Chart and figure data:
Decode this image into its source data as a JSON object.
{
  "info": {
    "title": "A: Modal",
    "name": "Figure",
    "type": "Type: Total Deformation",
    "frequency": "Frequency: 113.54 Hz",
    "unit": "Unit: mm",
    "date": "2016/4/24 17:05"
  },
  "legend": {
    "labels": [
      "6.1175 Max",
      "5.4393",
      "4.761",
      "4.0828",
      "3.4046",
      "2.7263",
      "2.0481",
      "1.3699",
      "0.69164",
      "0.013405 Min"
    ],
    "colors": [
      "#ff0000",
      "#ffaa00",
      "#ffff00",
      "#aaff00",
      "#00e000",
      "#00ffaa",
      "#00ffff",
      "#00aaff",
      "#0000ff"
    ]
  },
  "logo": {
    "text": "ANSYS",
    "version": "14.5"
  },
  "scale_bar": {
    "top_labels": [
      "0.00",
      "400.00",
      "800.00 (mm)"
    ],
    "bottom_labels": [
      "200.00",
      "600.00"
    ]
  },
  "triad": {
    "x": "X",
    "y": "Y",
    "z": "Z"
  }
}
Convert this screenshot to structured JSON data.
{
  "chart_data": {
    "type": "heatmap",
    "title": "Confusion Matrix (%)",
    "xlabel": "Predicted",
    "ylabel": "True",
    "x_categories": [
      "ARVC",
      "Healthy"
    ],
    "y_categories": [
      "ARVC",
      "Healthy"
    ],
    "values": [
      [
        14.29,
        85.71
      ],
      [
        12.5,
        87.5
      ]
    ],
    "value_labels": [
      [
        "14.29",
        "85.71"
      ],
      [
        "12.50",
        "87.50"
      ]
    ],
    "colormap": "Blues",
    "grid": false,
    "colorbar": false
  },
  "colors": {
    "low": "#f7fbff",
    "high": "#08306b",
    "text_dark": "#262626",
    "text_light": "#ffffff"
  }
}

• [Problem statement]:
From the listing above, copy all lines holding the word "JSON".

• [Written answer]:
Decode this image into its source data as a JSON object.
Convert this screenshot to structured JSON data.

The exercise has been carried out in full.